**Written instruction**
Repeat all of the material below exactly as written, images excluded.

--- START Data supplied ---

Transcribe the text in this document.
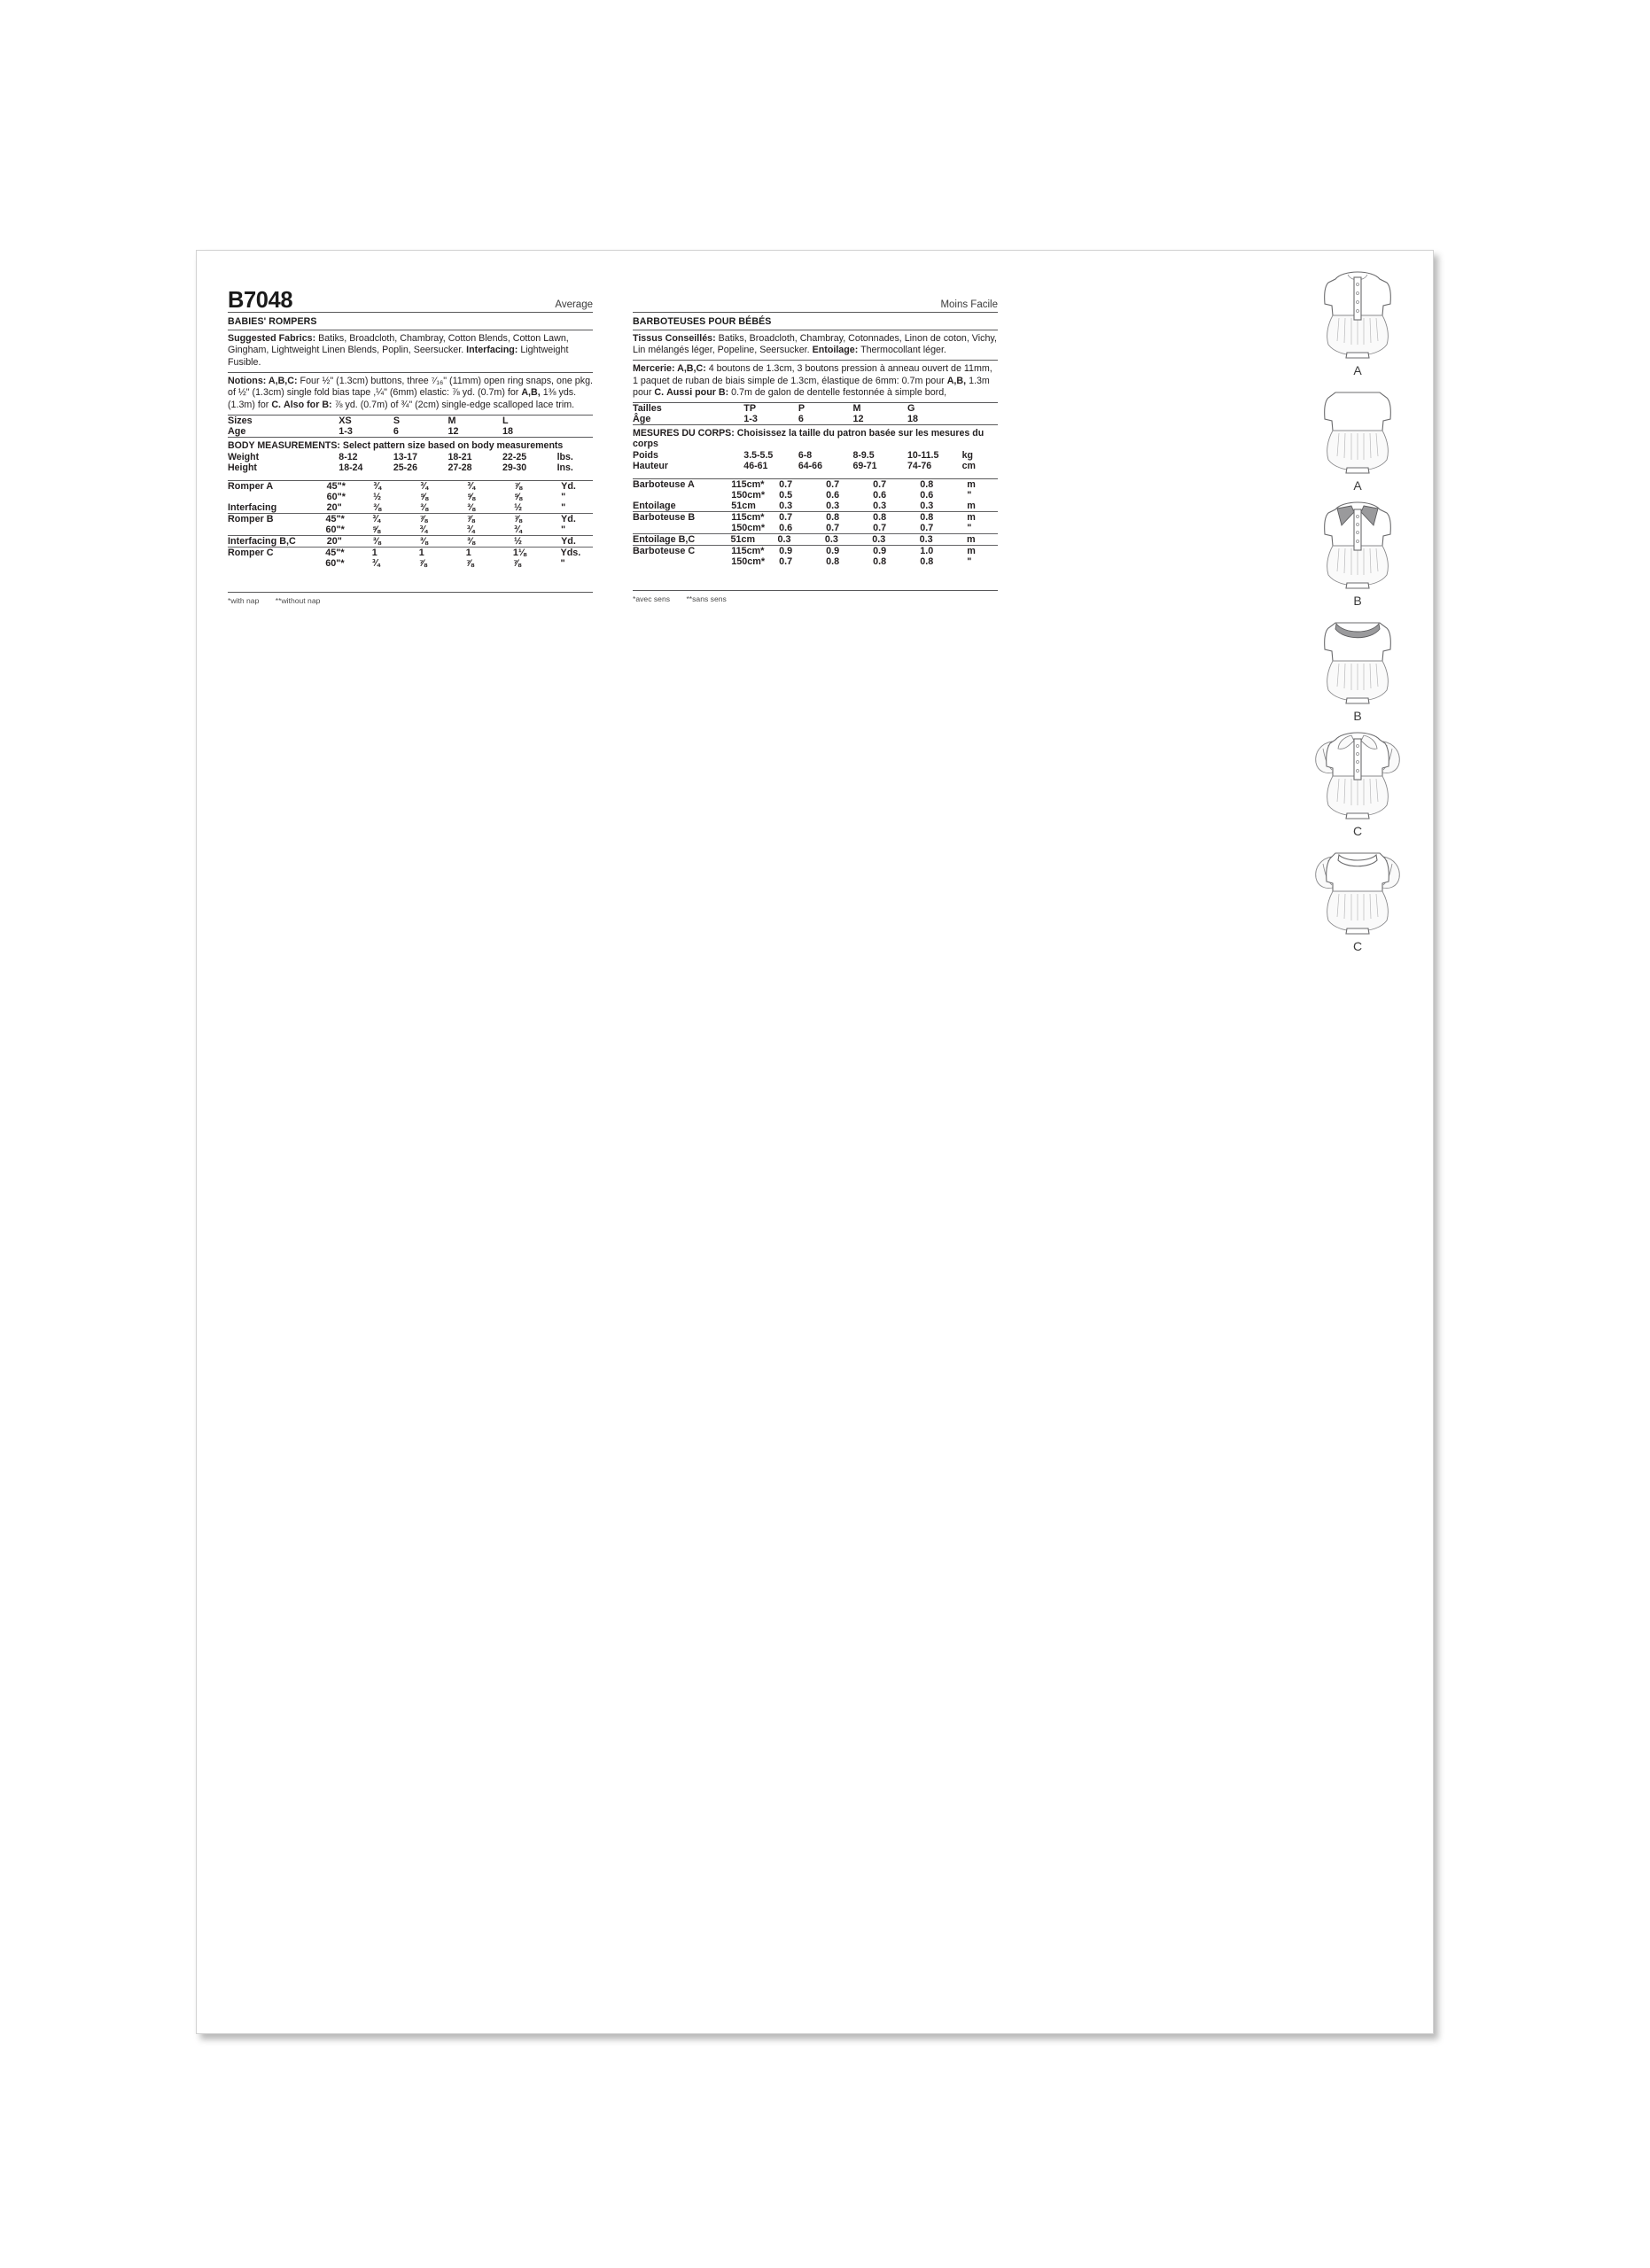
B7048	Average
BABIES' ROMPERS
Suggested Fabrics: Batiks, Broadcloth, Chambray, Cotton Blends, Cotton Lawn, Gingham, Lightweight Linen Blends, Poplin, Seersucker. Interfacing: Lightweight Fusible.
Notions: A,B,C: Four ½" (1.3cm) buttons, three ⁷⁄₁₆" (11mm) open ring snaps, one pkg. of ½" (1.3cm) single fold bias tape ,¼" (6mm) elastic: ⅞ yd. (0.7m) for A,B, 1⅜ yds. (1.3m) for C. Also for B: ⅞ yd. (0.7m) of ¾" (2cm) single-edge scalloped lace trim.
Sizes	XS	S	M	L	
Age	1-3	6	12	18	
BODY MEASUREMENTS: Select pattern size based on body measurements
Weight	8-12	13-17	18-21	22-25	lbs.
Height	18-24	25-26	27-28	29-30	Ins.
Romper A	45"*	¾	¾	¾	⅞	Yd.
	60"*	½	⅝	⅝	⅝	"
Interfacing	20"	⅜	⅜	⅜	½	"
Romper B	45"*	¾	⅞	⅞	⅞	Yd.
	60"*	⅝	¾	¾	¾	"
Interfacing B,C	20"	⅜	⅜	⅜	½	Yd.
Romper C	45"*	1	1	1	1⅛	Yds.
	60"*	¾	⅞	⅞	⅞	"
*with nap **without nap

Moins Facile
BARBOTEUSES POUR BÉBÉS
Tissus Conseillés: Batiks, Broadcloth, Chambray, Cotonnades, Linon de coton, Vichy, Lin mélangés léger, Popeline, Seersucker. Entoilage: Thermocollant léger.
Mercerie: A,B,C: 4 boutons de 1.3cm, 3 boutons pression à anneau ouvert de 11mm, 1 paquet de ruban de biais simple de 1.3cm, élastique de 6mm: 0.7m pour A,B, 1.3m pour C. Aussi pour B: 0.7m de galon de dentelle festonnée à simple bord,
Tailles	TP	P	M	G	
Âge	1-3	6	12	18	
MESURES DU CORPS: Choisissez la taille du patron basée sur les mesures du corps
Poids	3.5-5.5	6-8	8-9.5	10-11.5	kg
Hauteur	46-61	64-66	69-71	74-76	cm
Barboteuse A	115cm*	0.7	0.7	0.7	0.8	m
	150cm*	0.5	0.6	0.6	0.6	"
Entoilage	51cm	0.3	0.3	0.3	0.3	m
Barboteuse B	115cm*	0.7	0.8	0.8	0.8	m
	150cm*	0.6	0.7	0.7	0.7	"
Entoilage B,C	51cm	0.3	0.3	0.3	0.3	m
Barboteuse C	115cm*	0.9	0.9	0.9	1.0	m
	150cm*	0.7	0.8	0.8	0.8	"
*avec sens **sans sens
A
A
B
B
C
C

--- END Data supplied ---

**Task solution**
Transcribe the text in this document.
B7048	Average
BABIES' ROMPERS
Suggested Fabrics: Batiks, Broadcloth, Chambray, Cotton Blends, Cotton Lawn, Gingham, Lightweight Linen Blends, Poplin, Seersucker. Interfacing: Lightweight Fusible.
Notions: A,B,C: Four ½" (1.3cm) buttons, three ⁷⁄₁₆" (11mm) open ring snaps, one pkg. of ½" (1.3cm) single fold bias tape ,¼" (6mm) elastic: ⅞ yd. (0.7m) for A,B, 1⅜ yds. (1.3m) for C. Also for B: ⅞ yd. (0.7m) of ¾" (2cm) single-edge scalloped lace trim.
Sizes	XS	S	M	L	
Age	1-3	6	12	18	
BODY MEASUREMENTS: Select pattern size based on body measurements
Weight	8-12	13-17	18-21	22-25	lbs.
Height	18-24	25-26	27-28	29-30	Ins.
Romper A	45"*	¾	¾	¾	⅞	Yd.
	60"*	½	⅝	⅝	⅝	"
Interfacing	20"	⅜	⅜	⅜	½	"
Romper B	45"*	¾	⅞	⅞	⅞	Yd.
	60"*	⅝	¾	¾	¾	"
Interfacing B,C	20"	⅜	⅜	⅜	½	Yd.
Romper C	45"*	1	1	1	1⅛	Yds.
	60"*	¾	⅞	⅞	⅞	"
*with nap **without nap

Moins Facile
BARBOTEUSES POUR BÉBÉS
Tissus Conseillés: Batiks, Broadcloth, Chambray, Cotonnades, Linon de coton, Vichy, Lin mélangés léger, Popeline, Seersucker. Entoilage: Thermocollant léger.
Mercerie: A,B,C: 4 boutons de 1.3cm, 3 boutons pression à anneau ouvert de 11mm, 1 paquet de ruban de biais simple de 1.3cm, élastique de 6mm: 0.7m pour A,B, 1.3m pour C. Aussi pour B: 0.7m de galon de dentelle festonnée à simple bord,
Tailles	TP	P	M	G	
Âge	1-3	6	12	18	
MESURES DU CORPS: Choisissez la taille du patron basée sur les mesures du corps
Poids	3.5-5.5	6-8	8-9.5	10-11.5	kg
Hauteur	46-61	64-66	69-71	74-76	cm
Barboteuse A	115cm*	0.7	0.7	0.7	0.8	m
	150cm*	0.5	0.6	0.6	0.6	"
Entoilage	51cm	0.3	0.3	0.3	0.3	m
Barboteuse B	115cm*	0.7	0.8	0.8	0.8	m
	150cm*	0.6	0.7	0.7	0.7	"
Entoilage B,C	51cm	0.3	0.3	0.3	0.3	m
Barboteuse C	115cm*	0.9	0.9	0.9	1.0	m
	150cm*	0.7	0.8	0.8	0.8	"
*avec sens **sans sens
A
A
B
B
C
C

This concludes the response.